Items from a dataset:
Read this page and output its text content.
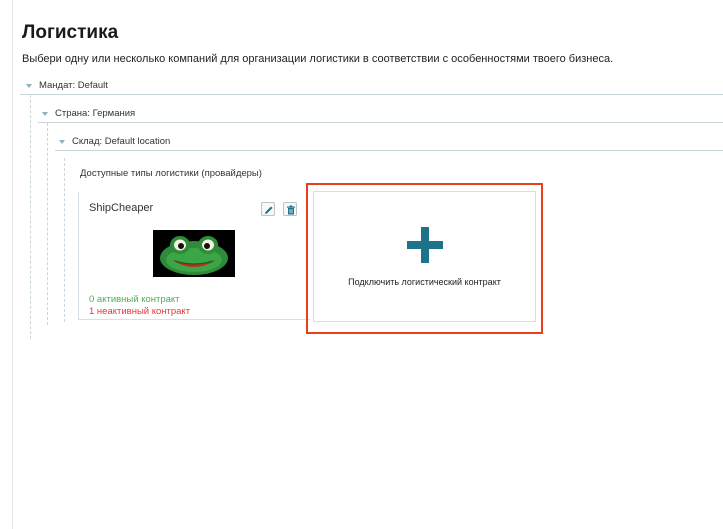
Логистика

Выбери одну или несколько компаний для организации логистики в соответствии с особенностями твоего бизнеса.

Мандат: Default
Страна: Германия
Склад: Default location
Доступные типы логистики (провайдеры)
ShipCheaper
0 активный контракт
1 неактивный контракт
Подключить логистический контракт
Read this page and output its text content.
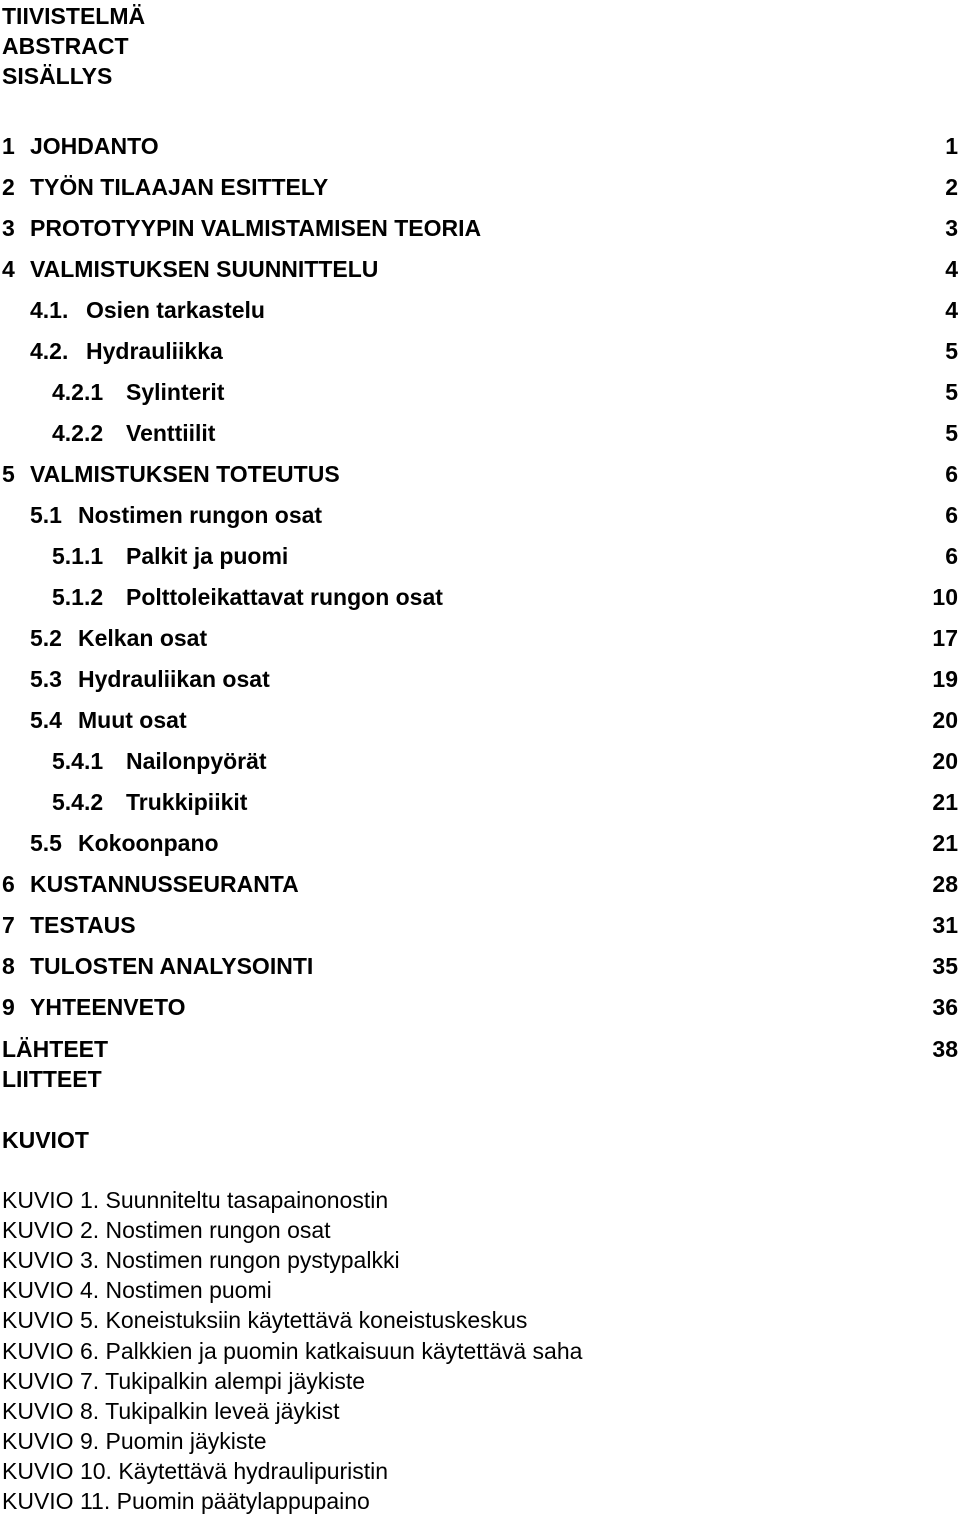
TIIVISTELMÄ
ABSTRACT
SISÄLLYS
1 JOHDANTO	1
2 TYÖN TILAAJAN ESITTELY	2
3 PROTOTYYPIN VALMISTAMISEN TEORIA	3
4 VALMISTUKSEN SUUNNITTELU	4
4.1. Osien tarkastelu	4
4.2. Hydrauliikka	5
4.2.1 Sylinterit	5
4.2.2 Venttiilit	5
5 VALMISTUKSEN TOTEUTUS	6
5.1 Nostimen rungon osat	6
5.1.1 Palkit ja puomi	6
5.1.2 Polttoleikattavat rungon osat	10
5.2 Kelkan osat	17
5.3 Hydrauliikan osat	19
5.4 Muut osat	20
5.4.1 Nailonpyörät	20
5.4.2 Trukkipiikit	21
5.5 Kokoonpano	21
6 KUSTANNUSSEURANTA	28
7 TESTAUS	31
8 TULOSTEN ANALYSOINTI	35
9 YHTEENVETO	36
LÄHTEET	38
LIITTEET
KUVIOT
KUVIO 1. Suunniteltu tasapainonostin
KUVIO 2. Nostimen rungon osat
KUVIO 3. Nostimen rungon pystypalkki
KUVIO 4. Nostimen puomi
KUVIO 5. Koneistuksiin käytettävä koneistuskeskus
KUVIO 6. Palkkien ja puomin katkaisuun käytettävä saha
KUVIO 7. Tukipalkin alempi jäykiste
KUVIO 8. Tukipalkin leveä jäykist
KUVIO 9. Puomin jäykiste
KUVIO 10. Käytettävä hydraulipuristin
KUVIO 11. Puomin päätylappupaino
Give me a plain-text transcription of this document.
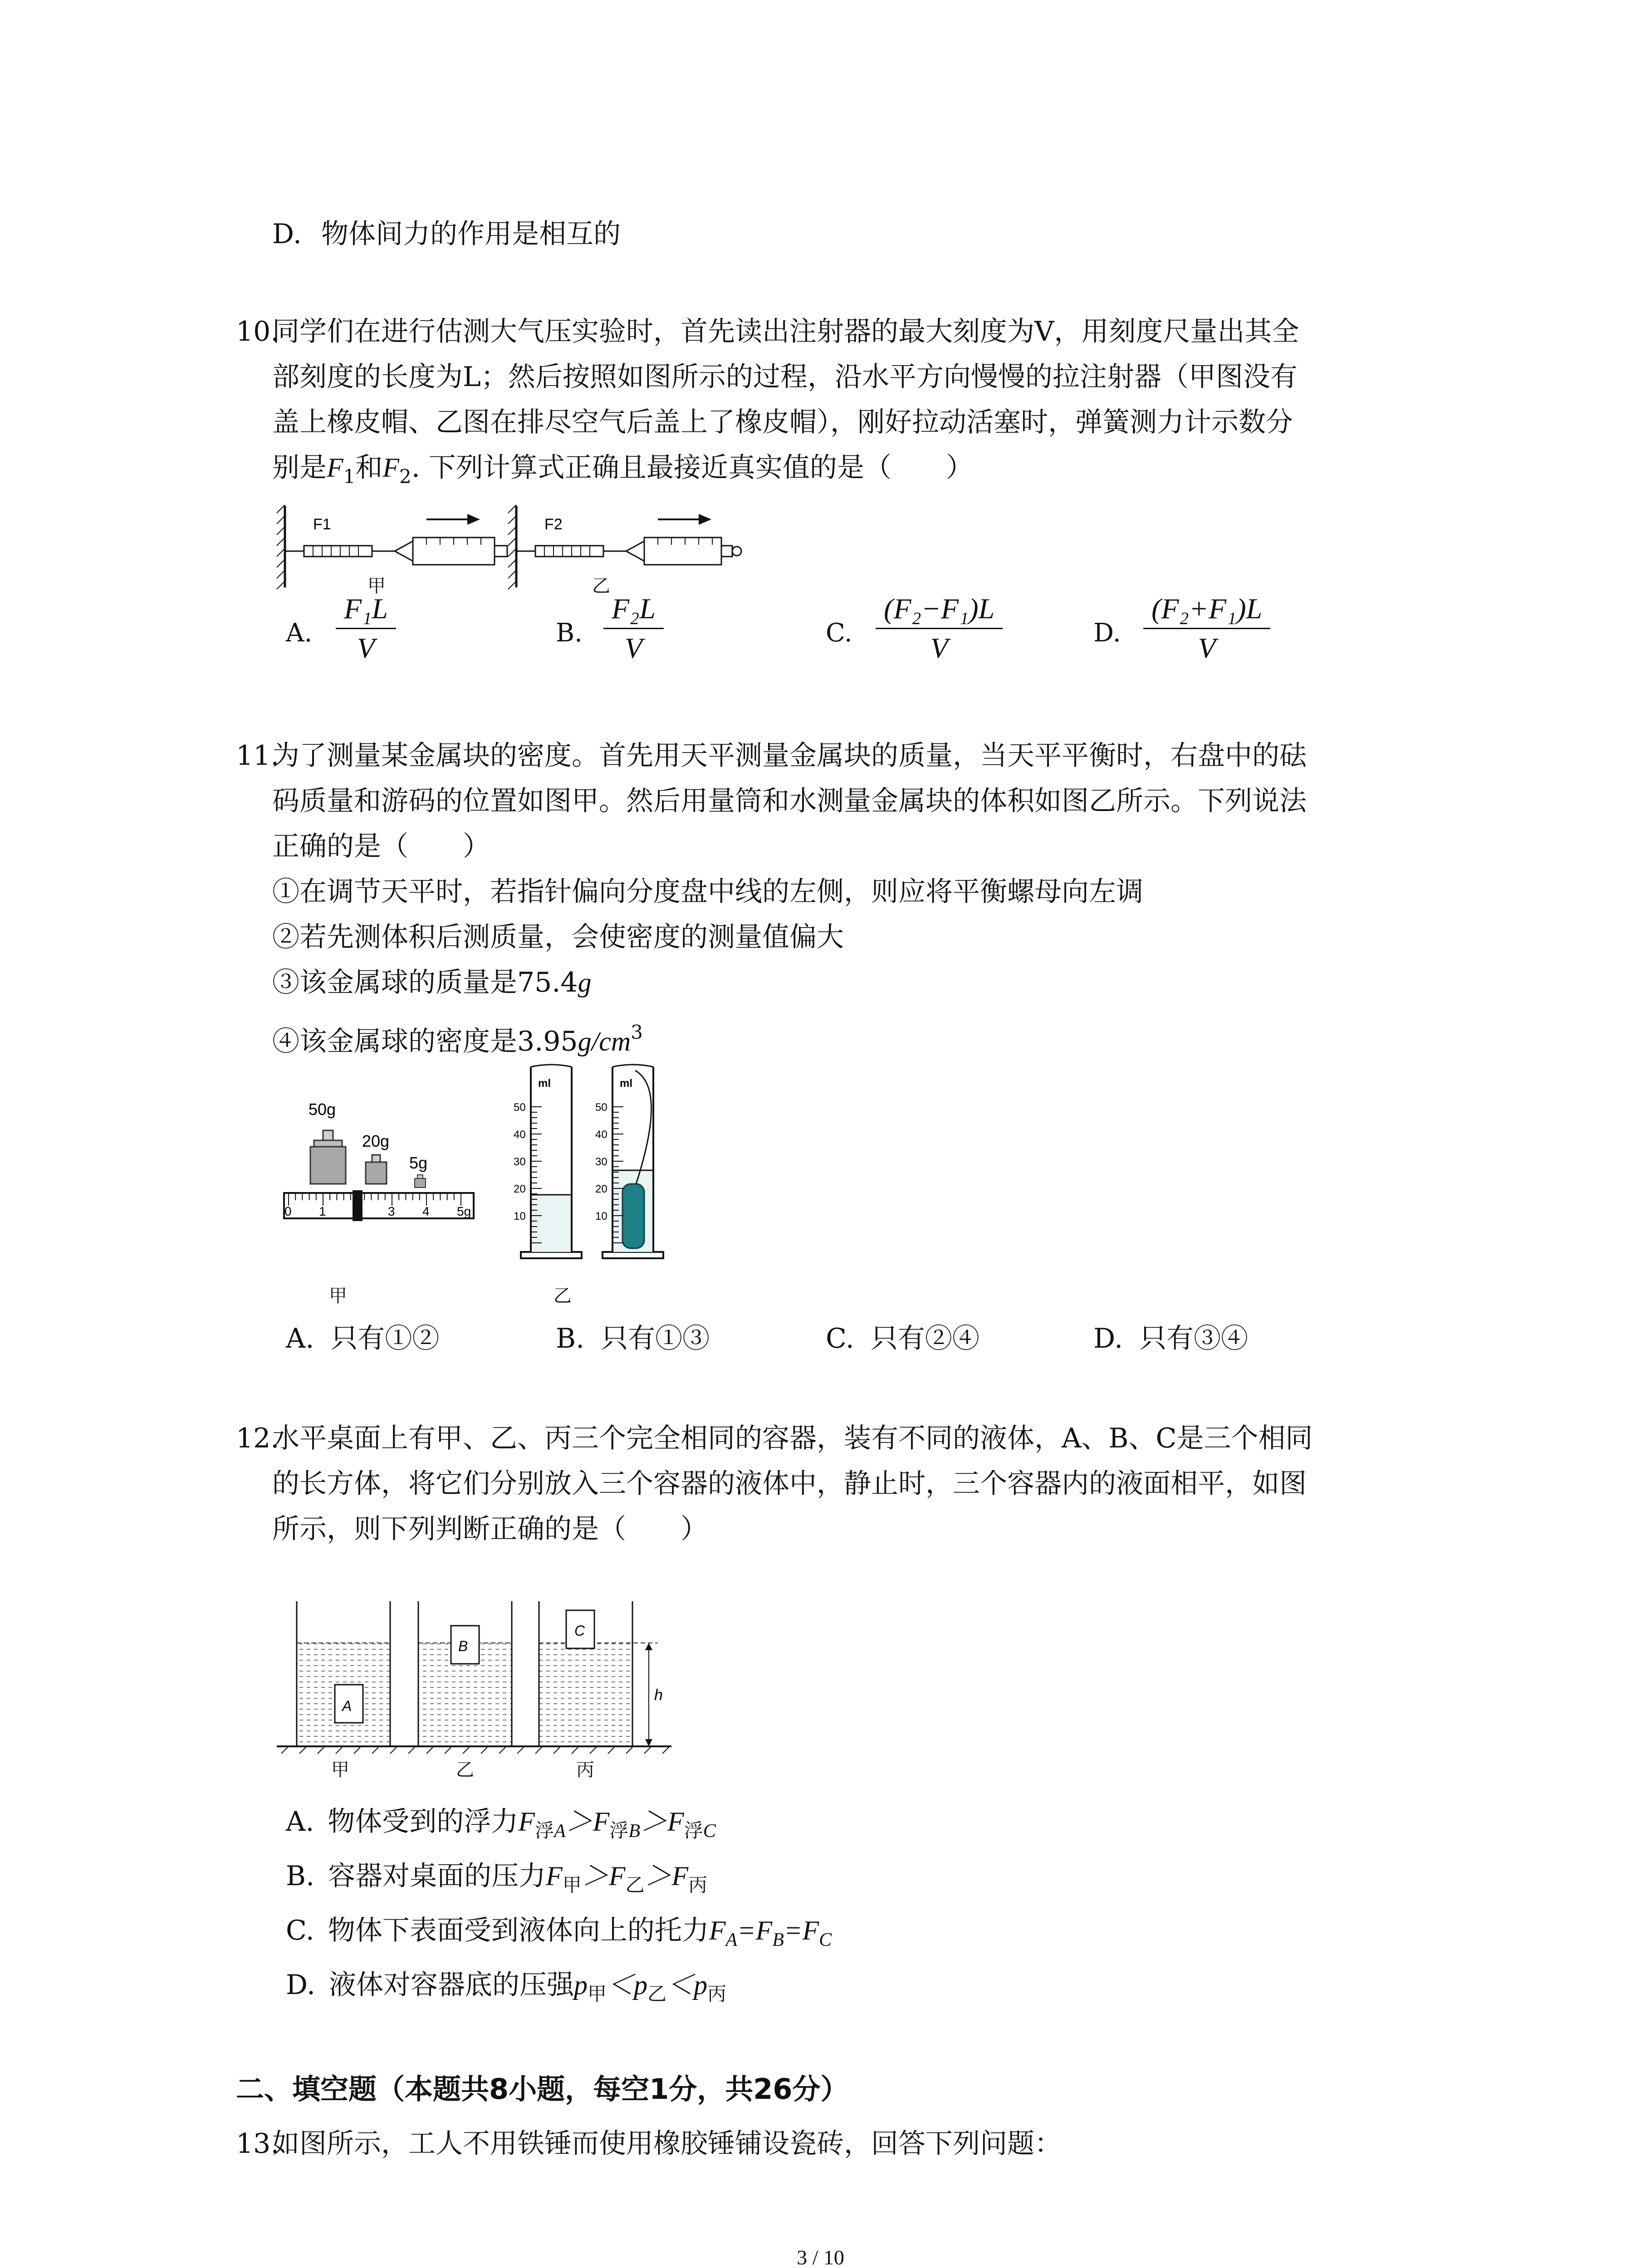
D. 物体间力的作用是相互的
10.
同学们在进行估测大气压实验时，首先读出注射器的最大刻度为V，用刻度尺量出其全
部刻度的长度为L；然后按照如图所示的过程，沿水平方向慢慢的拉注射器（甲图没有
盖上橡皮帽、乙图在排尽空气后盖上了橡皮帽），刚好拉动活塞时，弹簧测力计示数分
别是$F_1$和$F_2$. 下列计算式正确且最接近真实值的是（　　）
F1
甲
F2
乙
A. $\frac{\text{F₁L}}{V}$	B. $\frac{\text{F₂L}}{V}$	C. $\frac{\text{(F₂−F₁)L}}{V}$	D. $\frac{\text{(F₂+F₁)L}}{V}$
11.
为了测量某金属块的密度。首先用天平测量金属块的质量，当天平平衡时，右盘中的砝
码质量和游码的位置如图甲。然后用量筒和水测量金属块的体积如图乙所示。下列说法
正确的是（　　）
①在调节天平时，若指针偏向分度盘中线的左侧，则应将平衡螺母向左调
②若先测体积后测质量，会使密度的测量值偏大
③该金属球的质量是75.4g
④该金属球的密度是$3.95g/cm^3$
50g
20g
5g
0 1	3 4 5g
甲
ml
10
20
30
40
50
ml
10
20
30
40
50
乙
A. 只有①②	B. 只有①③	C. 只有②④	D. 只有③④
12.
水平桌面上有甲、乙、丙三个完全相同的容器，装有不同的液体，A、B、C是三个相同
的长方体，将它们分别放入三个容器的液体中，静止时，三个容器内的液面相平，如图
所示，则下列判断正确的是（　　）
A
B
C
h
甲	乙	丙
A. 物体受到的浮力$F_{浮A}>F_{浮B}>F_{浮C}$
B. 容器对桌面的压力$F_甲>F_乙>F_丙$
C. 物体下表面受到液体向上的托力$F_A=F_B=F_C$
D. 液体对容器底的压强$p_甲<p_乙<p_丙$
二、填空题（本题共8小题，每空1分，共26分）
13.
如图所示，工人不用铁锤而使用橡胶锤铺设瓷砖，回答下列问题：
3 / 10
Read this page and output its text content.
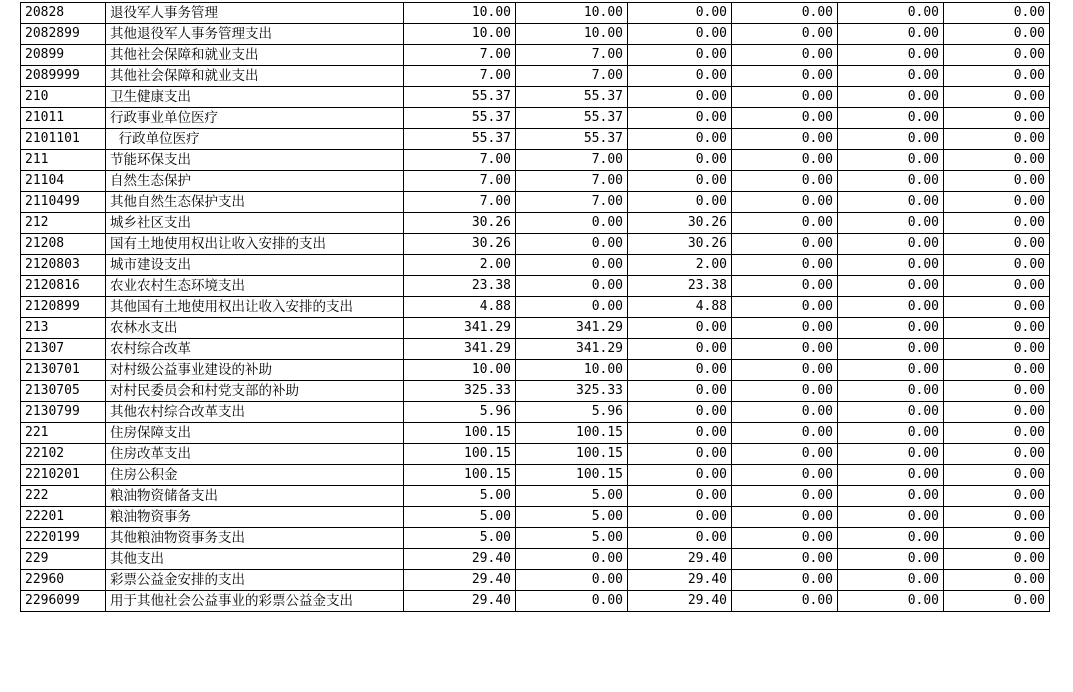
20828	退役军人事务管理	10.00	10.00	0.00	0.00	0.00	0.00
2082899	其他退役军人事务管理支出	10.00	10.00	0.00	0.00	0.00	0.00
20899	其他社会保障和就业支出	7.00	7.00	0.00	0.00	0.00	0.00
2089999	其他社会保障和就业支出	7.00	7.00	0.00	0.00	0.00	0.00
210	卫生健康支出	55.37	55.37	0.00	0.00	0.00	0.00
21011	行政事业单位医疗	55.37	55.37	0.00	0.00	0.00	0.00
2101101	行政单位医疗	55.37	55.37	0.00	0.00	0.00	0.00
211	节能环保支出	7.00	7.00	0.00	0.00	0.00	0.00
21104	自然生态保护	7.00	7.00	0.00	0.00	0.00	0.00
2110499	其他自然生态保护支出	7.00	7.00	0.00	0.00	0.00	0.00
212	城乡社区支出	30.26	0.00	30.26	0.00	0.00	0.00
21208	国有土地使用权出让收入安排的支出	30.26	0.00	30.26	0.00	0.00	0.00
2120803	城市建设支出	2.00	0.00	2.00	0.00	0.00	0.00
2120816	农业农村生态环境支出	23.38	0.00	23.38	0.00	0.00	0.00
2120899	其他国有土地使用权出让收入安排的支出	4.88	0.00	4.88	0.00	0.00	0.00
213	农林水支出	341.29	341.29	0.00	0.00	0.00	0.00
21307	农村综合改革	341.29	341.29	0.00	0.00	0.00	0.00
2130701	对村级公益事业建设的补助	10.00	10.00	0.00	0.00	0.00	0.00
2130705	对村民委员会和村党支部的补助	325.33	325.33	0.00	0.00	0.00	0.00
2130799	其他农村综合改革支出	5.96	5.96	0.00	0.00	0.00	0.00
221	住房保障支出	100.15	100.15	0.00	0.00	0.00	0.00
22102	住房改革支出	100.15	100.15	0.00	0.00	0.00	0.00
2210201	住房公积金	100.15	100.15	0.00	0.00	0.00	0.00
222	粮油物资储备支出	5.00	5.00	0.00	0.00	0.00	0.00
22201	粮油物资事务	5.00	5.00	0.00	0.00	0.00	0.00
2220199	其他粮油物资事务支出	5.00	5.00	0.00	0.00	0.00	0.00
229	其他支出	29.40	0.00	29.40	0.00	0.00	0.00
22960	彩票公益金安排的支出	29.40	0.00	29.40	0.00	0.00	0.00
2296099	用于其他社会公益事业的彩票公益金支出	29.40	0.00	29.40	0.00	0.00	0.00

> _GIVEN INSTRUCTION_:
Copy the material above exactly and drop the pictures.

> _ANSWER FOR THE TASK_:
Read this page and output its text content.
Логистика

Выбери одну или несколько компаний для организации логистики в соответствии с особенностями твоего бизнеса.

Мандат: Default
Страна: Германия
Склад: Default location
Доступные типы логистики (провайдеры)
ShipCheaper
0 активный контракт
1 неактивный контракт
Подключить логистический контракт
Read this page and output its text content.
TIIVISTELMÄ
ABSTRACT
SISÄLLYS
1 JOHDANTO	1
2 TYÖN TILAAJAN ESITTELY	2
3 PROTOTYYPIN VALMISTAMISEN TEORIA	3
4 VALMISTUKSEN SUUNNITTELU	4
4.1. Osien tarkastelu	4
4.2. Hydrauliikka	5
4.2.1 Sylinterit	5
4.2.2 Venttiilit	5
5 VALMISTUKSEN TOTEUTUS	6
5.1 Nostimen rungon osat	6
5.1.1 Palkit ja puomi	6
5.1.2 Polttoleikattavat rungon osat	10
5.2 Kelkan osat	17
5.3 Hydrauliikan osat	19
5.4 Muut osat	20
5.4.1 Nailonpyörät	20
5.4.2 Trukkipiikit	21
5.5 Kokoonpano	21
6 KUSTANNUSSEURANTA	28
7 TESTAUS	31
8 TULOSTEN ANALYSOINTI	35
9 YHTEENVETO	36
LÄHTEET	38
LIITTEET
KUVIOT
KUVIO 1. Suunniteltu tasapainonostin
KUVIO 2. Nostimen rungon osat
KUVIO 3. Nostimen rungon pystypalkki
KUVIO 4. Nostimen puomi
KUVIO 5. Koneistuksiin käytettävä koneistuskeskus
KUVIO 6. Palkkien ja puomin katkaisuun käytettävä saha
KUVIO 7. Tukipalkin alempi jäykiste
KUVIO 8. Tukipalkin leveä jäykist
KUVIO 9. Puomin jäykiste
KUVIO 10. Käytettävä hydraulipuristin
KUVIO 11. Puomin päätylappupaino
Give me a plain-text transcription of this document.
D. 物体间力的作用是相互的
10.
同学们在进行估测大气压实验时，首先读出注射器的最大刻度为V，用刻度尺量出其全
部刻度的长度为L；然后按照如图所示的过程，沿水平方向慢慢的拉注射器（甲图没有
盖上橡皮帽、乙图在排尽空气后盖上了橡皮帽），刚好拉动活塞时，弹簧测力计示数分
别是$F_1$和$F_2$. 下列计算式正确且最接近真实值的是（　　）
F1
甲
F2
乙
A. $\frac{\text{F₁L}}{V}$	B. $\frac{\text{F₂L}}{V}$	C. $\frac{\text{(F₂−F₁)L}}{V}$	D. $\frac{\text{(F₂+F₁)L}}{V}$
11.
为了测量某金属块的密度。首先用天平测量金属块的质量，当天平平衡时，右盘中的砝
码质量和游码的位置如图甲。然后用量筒和水测量金属块的体积如图乙所示。下列说法
正确的是（　　）
①在调节天平时，若指针偏向分度盘中线的左侧，则应将平衡螺母向左调
②若先测体积后测质量，会使密度的测量值偏大
③该金属球的质量是75.4g
④该金属球的密度是$3.95g/cm^3$
50g
20g
5g
0 1	3 4 5g
甲
ml
10
20
30
40
50
ml
10
20
30
40
50
乙
A. 只有①②	B. 只有①③	C. 只有②④	D. 只有③④
12.
水平桌面上有甲、乙、丙三个完全相同的容器，装有不同的液体，A、B、C是三个相同
的长方体，将它们分别放入三个容器的液体中，静止时，三个容器内的液面相平，如图
所示，则下列判断正确的是（　　）
A
B
C
h
甲	乙	丙
A. 物体受到的浮力$F_{浮A}>F_{浮B}>F_{浮C}$
B. 容器对桌面的压力$F_甲>F_乙>F_丙$
C. 物体下表面受到液体向上的托力$F_A=F_B=F_C$
D. 液体对容器底的压强$p_甲<p_乙<p_丙$
二、填空题（本题共8小题，每空1分，共26分）
13.
如图所示，工人不用铁锤而使用橡胶锤铺设瓷砖，回答下列问题：
3 / 10
Read this page and output its text content.
20828	退役军人事务管理	10.00	10.00	0.00	0.00	0.00	0.00
2082899	其他退役军人事务管理支出	10.00	10.00	0.00	0.00	0.00	0.00
20899	其他社会保障和就业支出	7.00	7.00	0.00	0.00	0.00	0.00
2089999	其他社会保障和就业支出	7.00	7.00	0.00	0.00	0.00	0.00
210	卫生健康支出	55.37	55.37	0.00	0.00	0.00	0.00
21011	行政事业单位医疗	55.37	55.37	0.00	0.00	0.00	0.00
2101101	行政单位医疗	55.37	55.37	0.00	0.00	0.00	0.00
211	节能环保支出	7.00	7.00	0.00	0.00	0.00	0.00
21104	自然生态保护	7.00	7.00	0.00	0.00	0.00	0.00
2110499	其他自然生态保护支出	7.00	7.00	0.00	0.00	0.00	0.00
212	城乡社区支出	30.26	0.00	30.26	0.00	0.00	0.00
21208	国有土地使用权出让收入安排的支出	30.26	0.00	30.26	0.00	0.00	0.00
2120803	城市建设支出	2.00	0.00	2.00	0.00	0.00	0.00
2120816	农业农村生态环境支出	23.38	0.00	23.38	0.00	0.00	0.00
2120899	其他国有土地使用权出让收入安排的支出	4.88	0.00	4.88	0.00	0.00	0.00
213	农林水支出	341.29	341.29	0.00	0.00	0.00	0.00
21307	农村综合改革	341.29	341.29	0.00	0.00	0.00	0.00
2130701	对村级公益事业建设的补助	10.00	10.00	0.00	0.00	0.00	0.00
2130705	对村民委员会和村党支部的补助	325.33	325.33	0.00	0.00	0.00	0.00
2130799	其他农村综合改革支出	5.96	5.96	0.00	0.00	0.00	0.00
221	住房保障支出	100.15	100.15	0.00	0.00	0.00	0.00
22102	住房改革支出	100.15	100.15	0.00	0.00	0.00	0.00
2210201	住房公积金	100.15	100.15	0.00	0.00	0.00	0.00
222	粮油物资储备支出	5.00	5.00	0.00	0.00	0.00	0.00
22201	粮油物资事务	5.00	5.00	0.00	0.00	0.00	0.00
2220199	其他粮油物资事务支出	5.00	5.00	0.00	0.00	0.00	0.00
229	其他支出	29.40	0.00	29.40	0.00	0.00	0.00
22960	彩票公益金安排的支出	29.40	0.00	29.40	0.00	0.00	0.00
2296099	用于其他社会公益事业的彩票公益金支出	29.40	0.00	29.40	0.00	0.00	0.00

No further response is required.